Keep only the lines of the listing that include the word "Coro", and copy them.

RAW RECORDS:
◇ ◇ ◇ ◇ ◇

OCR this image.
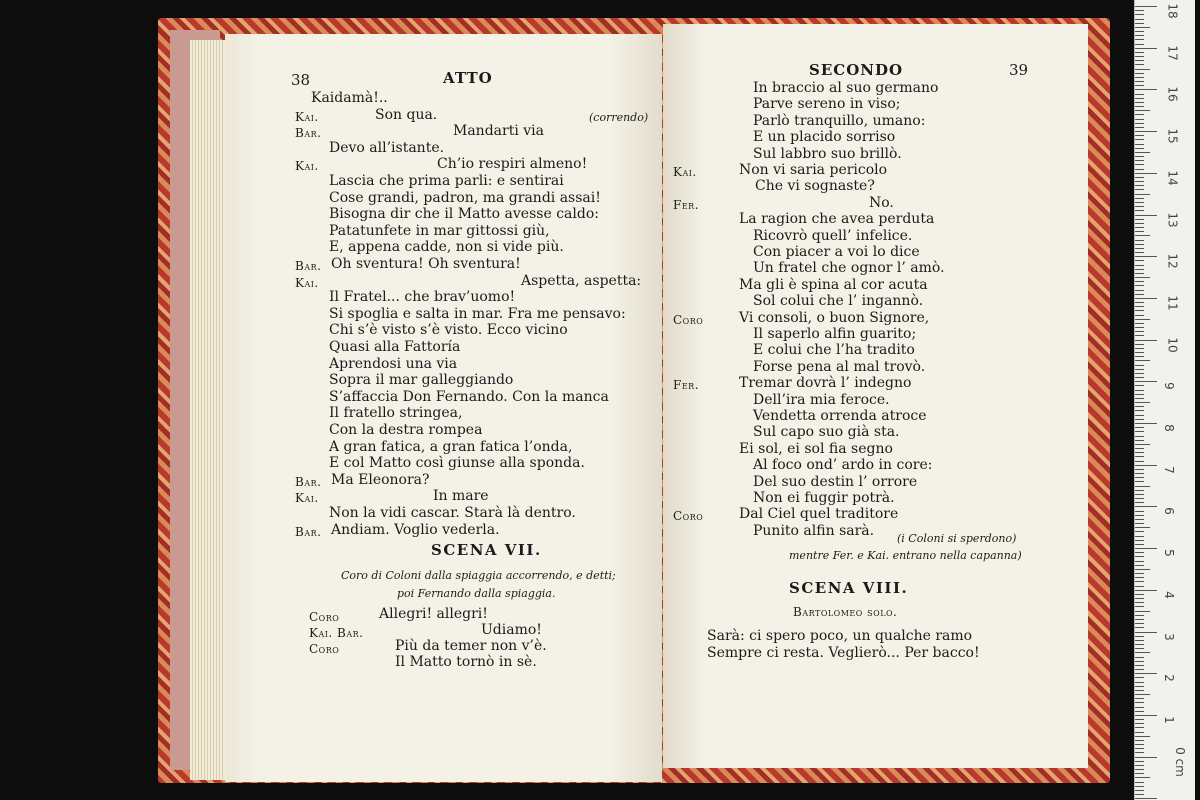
38	ATTO
Kaidamà!..
Kai.	Son qua.	(correndo)
Bar.	Mandarti via
Devo all’istante.
Kai.	Ch’io respiri almeno!
Lascia che prima parli: e sentirai
Cose grandi, padron, ma grandi assai!
Bisogna dir che il Matto avesse caldo:
Patatunfete in mar gittossi giù,
E, appena cadde, non si vide più.
Bar. Oh sventura! Oh sventura!
Kai.	Aspetta, aspetta:
Il Fratel... che brav’uomo!
Si spoglia e salta in mar. Fra me pensavo:
Chi s’è visto s’è visto. Ecco vicino
Quasi alla Fattoría
Aprendosi una via
Sopra il mar galleggiando
S’affaccia Don Fernando. Con la manca
Il fratello stringea,
Con la destra rompea
A gran fatica, a gran fatica l’onda,
E col Matto così giunse alla sponda.
Bar. Ma Eleonora?
Kai.	In mare
Non la vidi cascar. Starà là dentro.
Bar. Andiam. Voglio vederla.
SCENA VII.
Coro di Coloni dalla spiaggia accorrendo, e detti;
poi Fernando dalla spiaggia.
Coro	Allegri! allegri!
Kai. Bar.	Udiamo!
Coro	Più da temer non v’è.
Il Matto tornò in sè.
SECONDO	39
In braccio al suo germano
Parve sereno in viso;
Parlò tranquillo, umano:
E un placido sorriso
Sul labbro suo brillò.
Kai.	Non vi saria pericolo
Che vi sognaste?
Fer.	No.
La ragion che avea perduta
Ricovrò quell’ infelice.
Con piacer a voi lo dice
Un fratel che ognor l’ amò.
Ma gli è spina al cor acuta
Sol colui che l’ ingannò.
Coro	Vi consoli, o buon Signore,
Il saperlo alfin guarito;
E colui che l’ha tradito
Forse pena al mal trovò.
Fer.	Tremar dovrà l’ indegno
Dell’ira mia feroce.
Vendetta orrenda atroce
Sul capo suo già sta.
Ei sol, ei sol fia segno
Al foco ond’ ardo in core:
Del suo destin l’ orrore
Non ei fuggir potrà.
Coro	Dal Ciel quel traditore
Punito alfin sarà. (i Coloni si sperdono)
mentre Fer. e Kai. entrano nella capanna)
SCENA VIII.
Bartolomeo solo.
Sarà: ci spero poco, un qualche ramo
Sempre ci resta. Veglierò... Per bacco!
18
17
16
15
14
13
12
11
10
9
8
7
6
5
4
3
2
1
0 cm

◇ ◇ ◇ ◇ ◇

THE REPLY:
Coro di Coloni dalla spiaggia accorrendo, e detti;
Coro	Allegri! allegri!
Coro	Più da temer non v’è.
Coro	Vi consoli, o buon Signore,
Coro	Dal Ciel quel traditore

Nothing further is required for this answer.